▸ WORK TO BE COMPLETED
Give the entries back exactly, dropping each image.

Entries taken from a collection:
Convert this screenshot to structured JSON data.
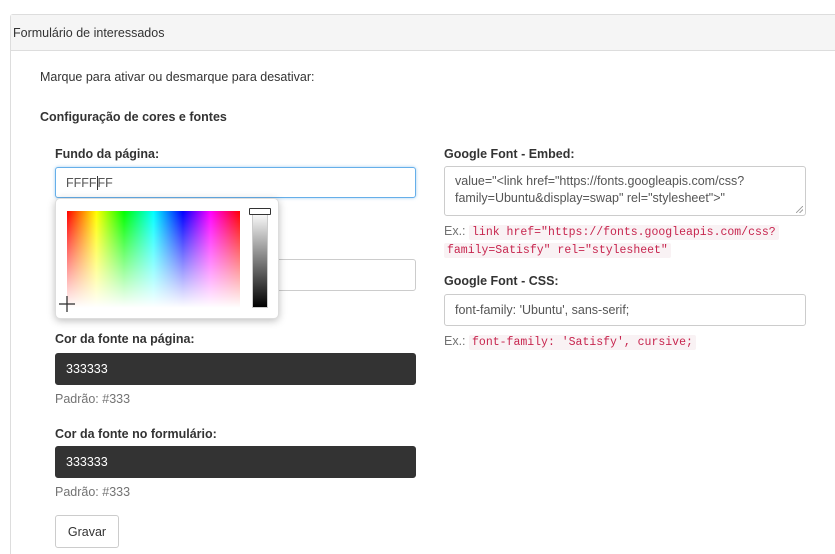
{
  "panel": {
    "title": "Formulário de interessados"
  },
  "intro": {
    "text": "Marque para ativar ou desmarque para desativar:"
  },
  "section": {
    "title": "Configuração de cores e fontes"
  },
  "page_bg": {
    "label": "Fundo da página:",
    "value_before_caret": "FFFF",
    "value_after_caret": "FF"
  },
  "picker": {
    "selected_color": "#FFFFFF"
  },
  "page_font": {
    "label": "Cor da fonte na página:",
    "value": "333333",
    "help": "Padrão: #333"
  },
  "form_font": {
    "label": "Cor da fonte no formulário:",
    "value": "333333",
    "help": "Padrão: #333"
  },
  "save_button": {
    "label": "Gravar"
  },
  "gf_embed": {
    "label": "Google Font - Embed:",
    "value_line1": "value=\"<link href=\"https://fonts.googleapis.com/css?",
    "value_line2": "family=Ubuntu&display=swap\" rel=\"stylesheet\">\"",
    "example_prefix": "Ex.:",
    "example_code_line1": "link href=\"https://fonts.googleapis.com/css?",
    "example_code_line2": "family=Satisfy\" rel=\"stylesheet\""
  },
  "gf_css": {
    "label": "Google Font - CSS:",
    "value": "font-family: 'Ubuntu', sans-serif;",
    "example_prefix": "Ex.:",
    "example_code": "font-family: 'Satisfy', cursive;"
  }
}
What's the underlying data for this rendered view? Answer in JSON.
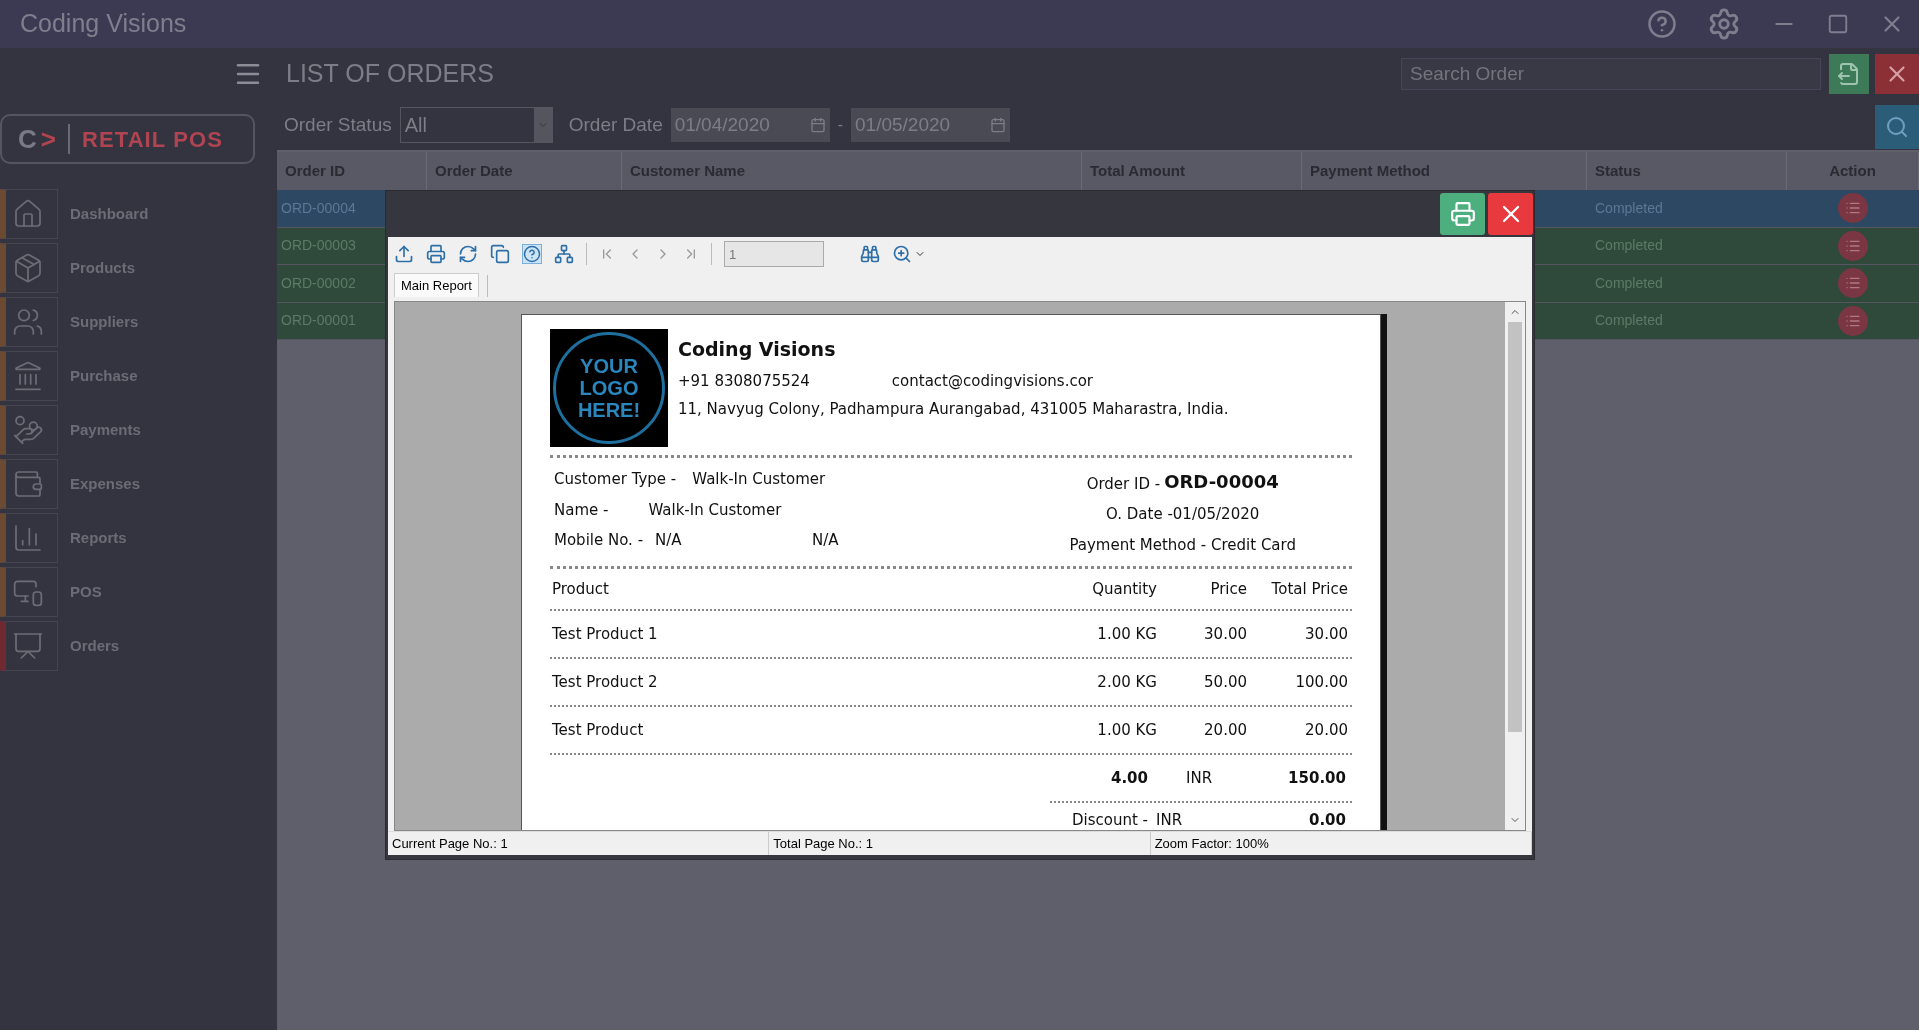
{
  "window": {
    "title": "Coding Visions"
  },
  "sidebar": {
    "logo": {
      "mark": "C",
      "arrow": ">",
      "name": "RETAIL POS"
    },
    "items": [
      {
        "label": "Dashboard",
        "selected": false
      },
      {
        "label": "Products",
        "selected": false
      },
      {
        "label": "Suppliers",
        "selected": false
      },
      {
        "label": "Purchase",
        "selected": false
      },
      {
        "label": "Payments",
        "selected": false
      },
      {
        "label": "Expenses",
        "selected": false
      },
      {
        "label": "Reports",
        "selected": false
      },
      {
        "label": "POS",
        "selected": false
      },
      {
        "label": "Orders",
        "selected": true
      }
    ]
  },
  "header": {
    "title": "LIST OF ORDERS",
    "search": {
      "placeholder": "Search Order"
    }
  },
  "filters": {
    "status_label": "Order Status",
    "status_value": "All",
    "date_label": "Order Date",
    "date_from": "01/04/2020",
    "separator": "-",
    "date_to": "01/05/2020"
  },
  "table": {
    "columns": [
      "Order ID",
      "Order Date",
      "Customer Name",
      "Total Amount",
      "Payment Method",
      "Status",
      "Action"
    ],
    "rows": [
      {
        "order_id": "ORD-00004",
        "status": "Completed",
        "selected": true
      },
      {
        "order_id": "ORD-00003",
        "status": "Completed",
        "selected": false
      },
      {
        "order_id": "ORD-00002",
        "status": "Completed",
        "selected": false
      },
      {
        "order_id": "ORD-00001",
        "status": "Completed",
        "selected": false
      }
    ]
  },
  "report_dialog": {
    "page_field": "1",
    "tabs": [
      {
        "label": "Main Report",
        "selected": true
      }
    ],
    "report": {
      "logo_text": "YOUR LOGO HERE!",
      "company": "Coding Visions",
      "phone": "+91 8308075524",
      "email": "contact@codingvisions.cor",
      "address": "11, Navyug Colony, Padhampura Aurangabad, 431005 Maharastra, India.",
      "customer_type_label": "Customer Type -",
      "customer_type": "Walk-In Customer",
      "name_label": "Name -",
      "name": "Walk-In Customer",
      "mobile_label": "Mobile No. -",
      "mobile": "N/A",
      "mobile_2": "N/A",
      "order_id_label": "Order ID -",
      "order_id": "ORD-00004",
      "order_date": "O. Date -01/05/2020",
      "payment": "Payment Method - Credit Card",
      "columns": [
        "Product",
        "Quantity",
        "Price",
        "Total Price"
      ],
      "items": [
        {
          "product": "Test Product 1",
          "quantity": "1.00 KG",
          "price": "30.00",
          "total": "30.00"
        },
        {
          "product": "Test Product 2",
          "quantity": "2.00 KG",
          "price": "50.00",
          "total": "100.00"
        },
        {
          "product": "Test Product",
          "quantity": "1.00 KG",
          "price": "20.00",
          "total": "20.00"
        }
      ],
      "total_quantity": "4.00",
      "total_currency": "INR",
      "total_amount": "150.00",
      "discount_label": "Discount -",
      "discount_currency": "INR",
      "discount": "0.00"
    },
    "status_bar": [
      "Current Page No.: 1",
      "Total Page No.: 1",
      "Zoom Factor: 100%"
    ]
  }
}
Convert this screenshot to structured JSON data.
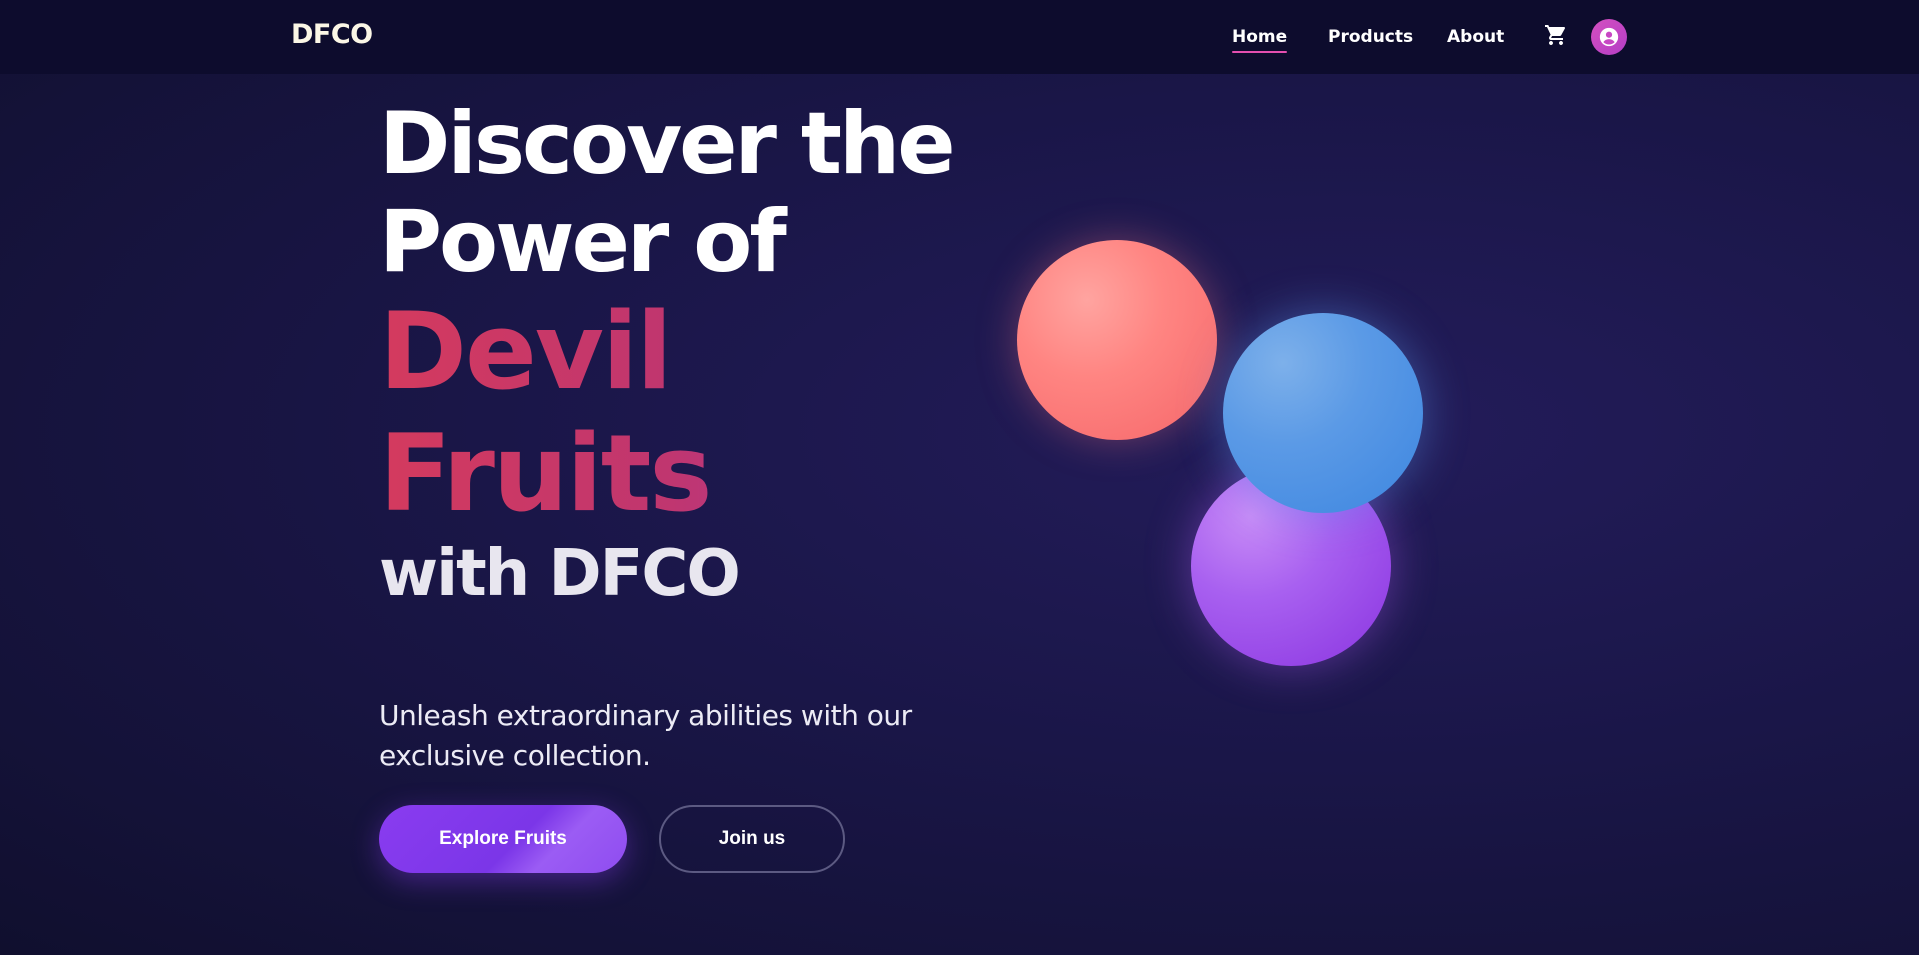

▸ FULL ANSWER
Convert this screenshot to structured JSON data.
{
  "panel": {
    "title": "Formulário de interessados"
  },
  "intro": {
    "text": "Marque para ativar ou desmarque para desativar:"
  },
  "section": {
    "title": "Configuração de cores e fontes"
  },
  "page_bg": {
    "label": "Fundo da página:",
    "value_before_caret": "FFFF",
    "value_after_caret": "FF"
  },
  "picker": {
    "selected_color": "#FFFFFF"
  },
  "page_font": {
    "label": "Cor da fonte na página:",
    "value": "333333",
    "help": "Padrão: #333"
  },
  "form_font": {
    "label": "Cor da fonte no formulário:",
    "value": "333333",
    "help": "Padrão: #333"
  },
  "save_button": {
    "label": "Gravar"
  },
  "gf_embed": {
    "label": "Google Font - Embed:",
    "value_line1": "value=\"<link href=\"https://fonts.googleapis.com/css?",
    "value_line2": "family=Ubuntu&display=swap\" rel=\"stylesheet\">\"",
    "example_prefix": "Ex.:",
    "example_code_line1": "link href=\"https://fonts.googleapis.com/css?",
    "example_code_line2": "family=Satisfy\" rel=\"stylesheet\""
  },
  "gf_css": {
    "label": "Google Font - CSS:",
    "value": "font-family: 'Ubuntu', sans-serif;",
    "example_prefix": "Ex.:",
    "example_code": "font-family: 'Satisfy', cursive;"
  }
}
What's the underlying data for this rendered view? Answer in JSON.
{
  "window": {
    "title": "Coding Visions"
  },
  "sidebar": {
    "logo": {
      "mark": "C",
      "arrow": ">",
      "name": "RETAIL POS"
    },
    "items": [
      {
        "label": "Dashboard",
        "selected": false
      },
      {
        "label": "Products",
        "selected": false
      },
      {
        "label": "Suppliers",
        "selected": false
      },
      {
        "label": "Purchase",
        "selected": false
      },
      {
        "label": "Payments",
        "selected": false
      },
      {
        "label": "Expenses",
        "selected": false
      },
      {
        "label": "Reports",
        "selected": false
      },
      {
        "label": "POS",
        "selected": false
      },
      {
        "label": "Orders",
        "selected": true
      }
    ]
  },
  "header": {
    "title": "LIST OF ORDERS",
    "search": {
      "placeholder": "Search Order"
    }
  },
  "filters": {
    "status_label": "Order Status",
    "status_value": "All",
    "date_label": "Order Date",
    "date_from": "01/04/2020",
    "separator": "-",
    "date_to": "01/05/2020"
  },
  "table": {
    "columns": [
      "Order ID",
      "Order Date",
      "Customer Name",
      "Total Amount",
      "Payment Method",
      "Status",
      "Action"
    ],
    "rows": [
      {
        "order_id": "ORD-00004",
        "status": "Completed",
        "selected": true
      },
      {
        "order_id": "ORD-00003",
        "status": "Completed",
        "selected": false
      },
      {
        "order_id": "ORD-00002",
        "status": "Completed",
        "selected": false
      },
      {
        "order_id": "ORD-00001",
        "status": "Completed",
        "selected": false
      }
    ]
  },
  "report_dialog": {
    "page_field": "1",
    "tabs": [
      {
        "label": "Main Report",
        "selected": true
      }
    ],
    "report": {
      "logo_text": "YOUR LOGO HERE!",
      "company": "Coding Visions",
      "phone": "+91 8308075524",
      "email": "contact@codingvisions.cor",
      "address": "11, Navyug Colony, Padhampura Aurangabad, 431005 Maharastra, India.",
      "customer_type_label": "Customer Type -",
      "customer_type": "Walk-In Customer",
      "name_label": "Name -",
      "name": "Walk-In Customer",
      "mobile_label": "Mobile No. -",
      "mobile": "N/A",
      "mobile_2": "N/A",
      "order_id_label": "Order ID -",
      "order_id": "ORD-00004",
      "order_date": "O. Date -01/05/2020",
      "payment": "Payment Method - Credit Card",
      "columns": [
        "Product",
        "Quantity",
        "Price",
        "Total Price"
      ],
      "items": [
        {
          "product": "Test Product 1",
          "quantity": "1.00 KG",
          "price": "30.00",
          "total": "30.00"
        },
        {
          "product": "Test Product 2",
          "quantity": "2.00 KG",
          "price": "50.00",
          "total": "100.00"
        },
        {
          "product": "Test Product",
          "quantity": "1.00 KG",
          "price": "20.00",
          "total": "20.00"
        }
      ],
      "total_quantity": "4.00",
      "total_currency": "INR",
      "total_amount": "150.00",
      "discount_label": "Discount -",
      "discount_currency": "INR",
      "discount": "0.00"
    },
    "status_bar": [
      "Current Page No.: 1",
      "Total Page No.: 1",
      "Zoom Factor: 100%"
    ]
  }
}
Convert this screenshot to structured JSON data.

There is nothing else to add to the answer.